▸ **The problem**:
In the listing below, locate the lines that hold the string "JSON". Copy those lines.

▸ **Data listing**:
▬▬▬▬▬▬
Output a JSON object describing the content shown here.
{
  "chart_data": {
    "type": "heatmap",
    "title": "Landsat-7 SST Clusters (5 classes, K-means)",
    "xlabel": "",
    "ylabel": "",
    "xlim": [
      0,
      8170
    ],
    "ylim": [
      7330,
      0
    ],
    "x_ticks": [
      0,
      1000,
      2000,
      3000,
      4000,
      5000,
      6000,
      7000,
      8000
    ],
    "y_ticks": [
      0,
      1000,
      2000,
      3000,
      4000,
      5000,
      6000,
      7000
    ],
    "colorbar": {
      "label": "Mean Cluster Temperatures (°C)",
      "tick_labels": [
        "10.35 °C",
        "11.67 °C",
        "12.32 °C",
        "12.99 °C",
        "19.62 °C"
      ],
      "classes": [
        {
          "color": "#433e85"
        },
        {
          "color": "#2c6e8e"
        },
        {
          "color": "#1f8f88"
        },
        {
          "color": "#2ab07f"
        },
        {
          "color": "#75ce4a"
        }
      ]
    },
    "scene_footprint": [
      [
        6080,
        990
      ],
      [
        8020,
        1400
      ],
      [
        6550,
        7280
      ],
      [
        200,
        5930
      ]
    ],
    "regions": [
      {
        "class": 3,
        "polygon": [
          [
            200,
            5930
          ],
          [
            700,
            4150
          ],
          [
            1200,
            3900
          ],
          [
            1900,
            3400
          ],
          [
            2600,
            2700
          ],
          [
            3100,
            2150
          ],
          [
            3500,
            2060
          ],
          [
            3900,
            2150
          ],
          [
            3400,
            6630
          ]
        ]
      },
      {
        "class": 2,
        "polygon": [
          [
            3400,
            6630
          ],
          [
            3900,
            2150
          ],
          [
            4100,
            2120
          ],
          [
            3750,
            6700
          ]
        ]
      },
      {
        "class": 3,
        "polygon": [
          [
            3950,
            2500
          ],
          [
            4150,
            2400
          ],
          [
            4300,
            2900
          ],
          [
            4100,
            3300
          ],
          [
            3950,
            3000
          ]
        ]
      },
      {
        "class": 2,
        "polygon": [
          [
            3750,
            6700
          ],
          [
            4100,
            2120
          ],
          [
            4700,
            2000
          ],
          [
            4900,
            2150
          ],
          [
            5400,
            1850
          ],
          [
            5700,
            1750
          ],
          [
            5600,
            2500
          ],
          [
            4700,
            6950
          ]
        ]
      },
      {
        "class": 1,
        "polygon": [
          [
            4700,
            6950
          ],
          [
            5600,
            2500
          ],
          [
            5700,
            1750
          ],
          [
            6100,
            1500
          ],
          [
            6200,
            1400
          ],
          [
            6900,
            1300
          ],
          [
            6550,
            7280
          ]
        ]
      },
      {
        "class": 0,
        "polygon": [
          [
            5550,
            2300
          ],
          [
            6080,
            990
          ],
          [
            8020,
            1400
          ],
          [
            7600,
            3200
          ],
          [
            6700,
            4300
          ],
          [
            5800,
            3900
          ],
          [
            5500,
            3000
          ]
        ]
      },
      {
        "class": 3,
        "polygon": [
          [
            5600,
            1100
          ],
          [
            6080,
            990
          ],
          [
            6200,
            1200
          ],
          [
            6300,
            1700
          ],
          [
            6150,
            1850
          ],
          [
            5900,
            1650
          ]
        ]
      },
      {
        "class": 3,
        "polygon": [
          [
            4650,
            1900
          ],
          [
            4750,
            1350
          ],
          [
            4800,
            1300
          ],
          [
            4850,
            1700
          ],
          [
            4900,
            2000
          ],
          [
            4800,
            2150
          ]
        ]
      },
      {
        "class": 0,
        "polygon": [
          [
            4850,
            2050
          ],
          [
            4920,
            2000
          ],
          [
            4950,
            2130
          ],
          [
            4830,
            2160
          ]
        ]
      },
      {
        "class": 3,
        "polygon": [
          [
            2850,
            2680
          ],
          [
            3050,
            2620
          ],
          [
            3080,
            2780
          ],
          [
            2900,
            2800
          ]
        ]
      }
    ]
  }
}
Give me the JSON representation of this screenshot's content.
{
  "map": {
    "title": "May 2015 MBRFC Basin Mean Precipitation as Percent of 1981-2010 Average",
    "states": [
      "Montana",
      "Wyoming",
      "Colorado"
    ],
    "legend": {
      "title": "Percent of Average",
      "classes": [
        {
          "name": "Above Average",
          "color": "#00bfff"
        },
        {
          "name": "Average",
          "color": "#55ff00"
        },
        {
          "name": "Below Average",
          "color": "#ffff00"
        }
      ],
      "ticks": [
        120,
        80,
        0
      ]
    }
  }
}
▬▬▬▬▬▬
▸ **Task solution**:
Output a JSON object describing the content shown here.
Give me the JSON representation of this screenshot's content.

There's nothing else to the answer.